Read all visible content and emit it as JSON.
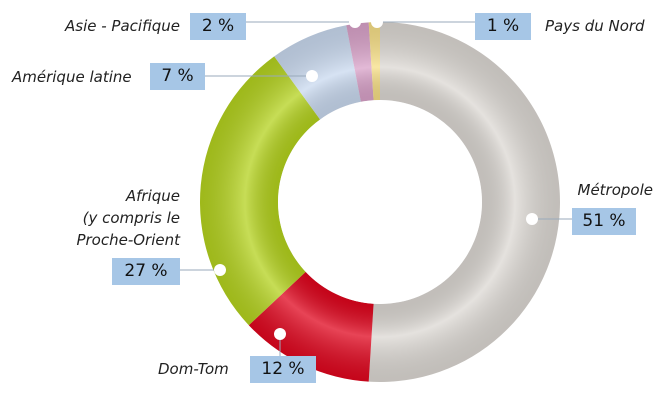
{
  "chart_data": {
    "type": "donut",
    "categories": [
      "Métropole",
      "Dom-Tom",
      "Afrique\n(y compris le\nProche-Orient",
      "Amérique latine",
      "Asie - Pacifique",
      "Pays du Nord"
    ],
    "values": [
      51,
      12,
      27,
      7,
      2,
      1
    ],
    "value_labels": [
      "51 %",
      "12 %",
      "27 %",
      "7 %",
      "2 %",
      "1 %"
    ],
    "colors": [
      "#dcd8d3",
      "#e0061e",
      "#b4d21e",
      "#c9d9ef",
      "#d9a2c9",
      "#f7df86"
    ]
  }
}
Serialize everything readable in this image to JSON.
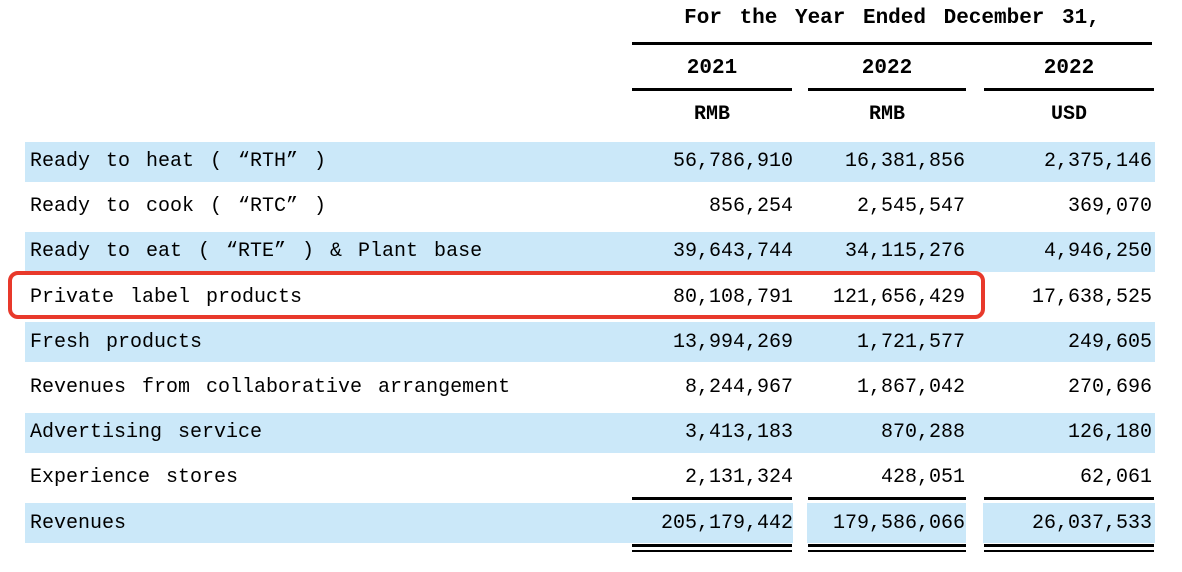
{
  "table": {
    "title": "For the Year Ended December 31,",
    "columns": [
      {
        "year": "2021",
        "currency": "RMB"
      },
      {
        "year": "2022",
        "currency": "RMB"
      },
      {
        "year": "2022",
        "currency": "USD"
      }
    ],
    "rows": [
      {
        "label": "Ready to heat ( “RTH” )",
        "values": [
          "56,786,910",
          "16,381,856",
          "2,375,146"
        ],
        "shaded": true,
        "highlighted": false
      },
      {
        "label": "Ready to cook ( “RTC” )",
        "values": [
          "856,254",
          "2,545,547",
          "369,070"
        ],
        "shaded": false,
        "highlighted": false
      },
      {
        "label": "Ready to eat ( “RTE” ) & Plant base",
        "values": [
          "39,643,744",
          "34,115,276",
          "4,946,250"
        ],
        "shaded": true,
        "highlighted": false
      },
      {
        "label": "Private label products",
        "values": [
          "80,108,791",
          "121,656,429",
          "17,638,525"
        ],
        "shaded": false,
        "highlighted": true
      },
      {
        "label": "Fresh products",
        "values": [
          "13,994,269",
          "1,721,577",
          "249,605"
        ],
        "shaded": true,
        "highlighted": false
      },
      {
        "label": "Revenues from collaborative arrangement",
        "values": [
          "8,244,967",
          "1,867,042",
          "270,696"
        ],
        "shaded": false,
        "highlighted": false
      },
      {
        "label": "Advertising service",
        "values": [
          "3,413,183",
          "870,288",
          "126,180"
        ],
        "shaded": true,
        "highlighted": false
      },
      {
        "label": "Experience stores",
        "values": [
          "2,131,324",
          "428,051",
          "62,061"
        ],
        "shaded": false,
        "highlighted": false
      },
      {
        "label": "Revenues",
        "values": [
          "205,179,442",
          "179,586,066",
          "26,037,533"
        ],
        "shaded": true,
        "highlighted": false,
        "is_total": true
      }
    ]
  },
  "colors": {
    "row_shade": "#cbe8f9",
    "highlight_red": "#e8392b",
    "text": "#000000",
    "rule": "#000000"
  }
}
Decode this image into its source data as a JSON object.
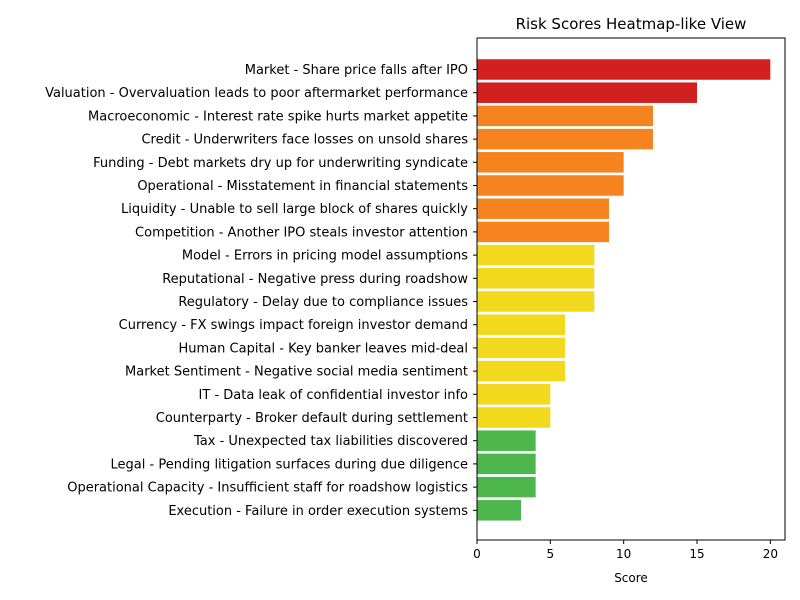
{
  "chart_data": {
    "type": "bar",
    "orientation": "horizontal",
    "title": "Risk Scores Heatmap-like View",
    "xlabel": "Score",
    "ylabel": "",
    "xlim": [
      0,
      21
    ],
    "xticks": [
      0,
      5,
      10,
      15,
      20
    ],
    "grid": false,
    "colors": {
      "high": "#d21f1f",
      "elevated": "#f5831f",
      "moderate": "#f2d91e",
      "low": "#4cb64c"
    },
    "categories": [
      "Market - Share price falls after IPO",
      "Valuation - Overvaluation leads to poor aftermarket performance",
      "Macroeconomic - Interest rate spike hurts market appetite",
      "Credit - Underwriters face losses on unsold shares",
      "Funding - Debt markets dry up for underwriting syndicate",
      "Operational - Misstatement in financial statements",
      "Liquidity - Unable to sell large block of shares quickly",
      "Competition - Another IPO steals investor attention",
      "Model - Errors in pricing model assumptions",
      "Reputational - Negative press during roadshow",
      "Regulatory - Delay due to compliance issues",
      "Currency - FX swings impact foreign investor demand",
      "Human Capital - Key banker leaves mid-deal",
      "Market Sentiment - Negative social media sentiment",
      "IT - Data leak of confidential investor info",
      "Counterparty - Broker default during settlement",
      "Tax - Unexpected tax liabilities discovered",
      "Legal - Pending litigation surfaces during due diligence",
      "Operational Capacity - Insufficient staff for roadshow logistics",
      "Execution - Failure in order execution systems"
    ],
    "values": [
      20,
      15,
      12,
      12,
      10,
      10,
      9,
      9,
      8,
      8,
      8,
      6,
      6,
      6,
      5,
      5,
      4,
      4,
      4,
      3
    ],
    "color_levels": [
      "high",
      "high",
      "elevated",
      "elevated",
      "elevated",
      "elevated",
      "elevated",
      "elevated",
      "moderate",
      "moderate",
      "moderate",
      "moderate",
      "moderate",
      "moderate",
      "moderate",
      "moderate",
      "low",
      "low",
      "low",
      "low"
    ]
  }
}
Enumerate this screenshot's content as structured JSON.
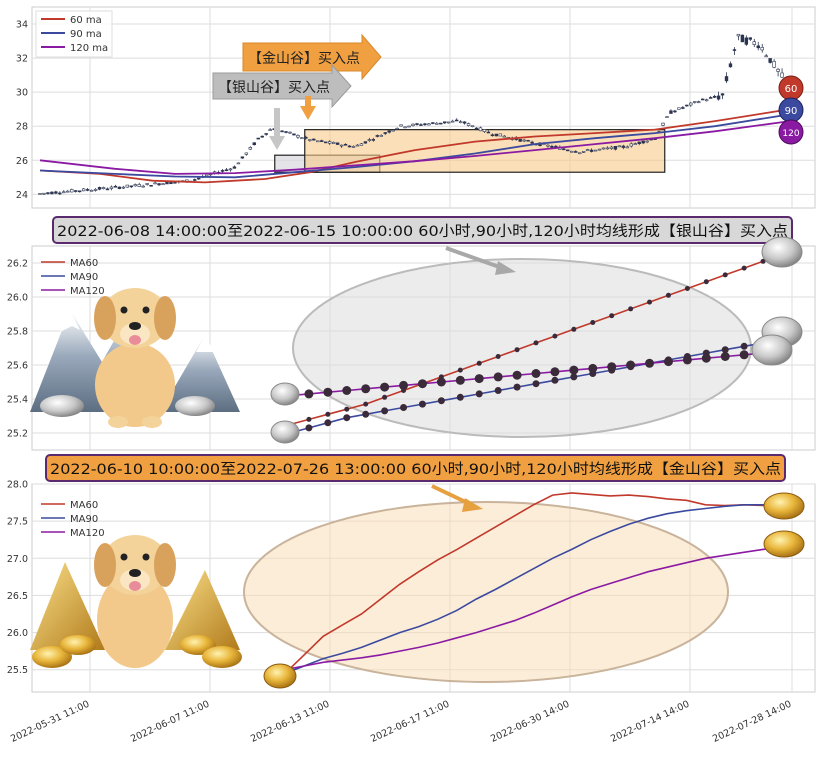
{
  "chart_data": [
    {
      "type": "candlestick",
      "panel": "top",
      "ylim": [
        23.2,
        35
      ],
      "yticks": [
        24,
        26,
        28,
        30,
        32,
        34
      ],
      "legend": [
        "60 ma",
        "90 ma",
        "120 ma"
      ],
      "legend_position": "top-left",
      "ma_badges": [
        "60",
        "90",
        "120"
      ],
      "annotations": [
        {
          "label": "【金山谷】买入点",
          "color": "#f0a040"
        },
        {
          "label": "【银山谷】买入点",
          "color": "#bdbdbd"
        }
      ],
      "regions": [
        {
          "name": "银山谷",
          "x_from": "2022-06-08 14:00",
          "x_to": "2022-06-15 10:00",
          "y_from": 25.3,
          "y_to": 26.3
        },
        {
          "name": "金山谷",
          "x_from": "2022-06-10 10:00",
          "x_to": "2022-07-26 13:00",
          "y_from": 25.3,
          "y_to": 27.8
        }
      ],
      "series": [
        {
          "name": "60 ma",
          "color": "#c0392b",
          "points": [
            [
              0,
              25.4
            ],
            [
              0.08,
              25.2
            ],
            [
              0.15,
              24.8
            ],
            [
              0.22,
              24.7
            ],
            [
              0.3,
              24.9
            ],
            [
              0.36,
              25.3
            ],
            [
              0.42,
              25.9
            ],
            [
              0.5,
              26.6
            ],
            [
              0.58,
              27.1
            ],
            [
              0.66,
              27.4
            ],
            [
              0.74,
              27.6
            ],
            [
              0.82,
              27.8
            ],
            [
              0.9,
              28.3
            ],
            [
              1,
              29.0
            ]
          ]
        },
        {
          "name": "90 ma",
          "color": "#3b4a9e",
          "points": [
            [
              0,
              25.4
            ],
            [
              0.1,
              25.2
            ],
            [
              0.18,
              25.05
            ],
            [
              0.26,
              25.0
            ],
            [
              0.34,
              25.3
            ],
            [
              0.42,
              25.6
            ],
            [
              0.5,
              25.95
            ],
            [
              0.58,
              26.4
            ],
            [
              0.66,
              26.95
            ],
            [
              0.74,
              27.3
            ],
            [
              0.82,
              27.6
            ],
            [
              0.9,
              28.0
            ],
            [
              1,
              28.7
            ]
          ]
        },
        {
          "name": "120 ma",
          "color": "#8b1aa3",
          "points": [
            [
              0,
              26.0
            ],
            [
              0.1,
              25.5
            ],
            [
              0.18,
              25.2
            ],
            [
              0.26,
              25.25
            ],
            [
              0.34,
              25.45
            ],
            [
              0.42,
              25.7
            ],
            [
              0.5,
              25.95
            ],
            [
              0.58,
              26.25
            ],
            [
              0.66,
              26.6
            ],
            [
              0.74,
              26.95
            ],
            [
              0.82,
              27.3
            ],
            [
              0.9,
              27.7
            ],
            [
              1,
              28.3
            ]
          ]
        }
      ]
    },
    {
      "type": "line",
      "panel": "middle",
      "title": "2022-06-08 14:00:00至2022-06-15 10:00:00 60小时,90小时,120小时均线形成【银山谷】买入点",
      "ylim": [
        25.1,
        26.3
      ],
      "yticks": [
        25.2,
        25.4,
        25.6,
        25.8,
        26.0,
        26.2
      ],
      "legend_position": "top-left",
      "series": [
        {
          "name": "MA60",
          "color": "#c0392b",
          "values": [
            25.25,
            25.28,
            25.31,
            25.34,
            25.37,
            25.41,
            25.45,
            25.49,
            25.53,
            25.57,
            25.61,
            25.65,
            25.69,
            25.73,
            25.77,
            25.81,
            25.85,
            25.89,
            25.93,
            25.97,
            26.01,
            26.05,
            26.09,
            26.13,
            26.17,
            26.21,
            26.25
          ]
        },
        {
          "name": "MA90",
          "color": "#3b4a9e",
          "values": [
            25.2,
            25.23,
            25.26,
            25.29,
            25.31,
            25.33,
            25.35,
            25.37,
            25.39,
            25.41,
            25.43,
            25.45,
            25.47,
            25.49,
            25.51,
            25.53,
            25.55,
            25.57,
            25.59,
            25.61,
            25.63,
            25.65,
            25.67,
            25.69,
            25.71,
            25.73,
            25.75
          ]
        },
        {
          "name": "MA120",
          "color": "#8b1aa3",
          "values": [
            25.42,
            25.43,
            25.44,
            25.45,
            25.46,
            25.47,
            25.48,
            25.49,
            25.5,
            25.51,
            25.52,
            25.53,
            25.54,
            25.55,
            25.56,
            25.57,
            25.58,
            25.59,
            25.6,
            25.61,
            25.62,
            25.63,
            25.64,
            25.65,
            25.66,
            25.67,
            25.68
          ]
        }
      ]
    },
    {
      "type": "line",
      "panel": "bottom",
      "title": "2022-06-10 10:00:00至2022-07-26 13:00:00 60小时,90小时,120小时均线形成【金山谷】买入点",
      "ylim": [
        25.2,
        28.0
      ],
      "yticks": [
        25.5,
        26.0,
        26.5,
        27.0,
        27.5,
        28.0
      ],
      "xticks": [
        "2022-05-31 11:00",
        "2022-06-07 11:00",
        "2022-06-13 11:00",
        "2022-06-17 11:00",
        "2022-06-30 14:00",
        "2022-07-14 14:00",
        "2022-07-28 14:00"
      ],
      "legend_position": "top-left",
      "series": [
        {
          "name": "MA60",
          "color": "#c0392b",
          "values": [
            25.45,
            25.7,
            25.95,
            26.1,
            26.25,
            26.45,
            26.65,
            26.82,
            26.98,
            27.12,
            27.27,
            27.42,
            27.57,
            27.72,
            27.85,
            27.88,
            27.86,
            27.84,
            27.85,
            27.83,
            27.8,
            27.78,
            27.72,
            27.71,
            27.72,
            27.71,
            27.7
          ]
        },
        {
          "name": "MA90",
          "color": "#3b4a9e",
          "values": [
            25.45,
            25.55,
            25.65,
            25.72,
            25.8,
            25.9,
            26.0,
            26.08,
            26.18,
            26.3,
            26.45,
            26.58,
            26.72,
            26.86,
            27.0,
            27.12,
            27.25,
            27.36,
            27.46,
            27.54,
            27.6,
            27.64,
            27.67,
            27.7,
            27.72,
            27.72,
            27.7
          ]
        },
        {
          "name": "MA120",
          "color": "#8b1aa3",
          "values": [
            25.5,
            25.55,
            25.6,
            25.63,
            25.66,
            25.7,
            25.75,
            25.8,
            25.86,
            25.93,
            26.0,
            26.08,
            26.16,
            26.26,
            26.37,
            26.48,
            26.58,
            26.66,
            26.74,
            26.82,
            26.88,
            26.94,
            27.0,
            27.04,
            27.08,
            27.12,
            27.15
          ]
        }
      ]
    }
  ]
}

- - - - -

> _Required work_
In the entries above, identify each line that includes the string "products", then copy it.

> _Response below_
        "label": "Private label products",
        "label": "Fresh products",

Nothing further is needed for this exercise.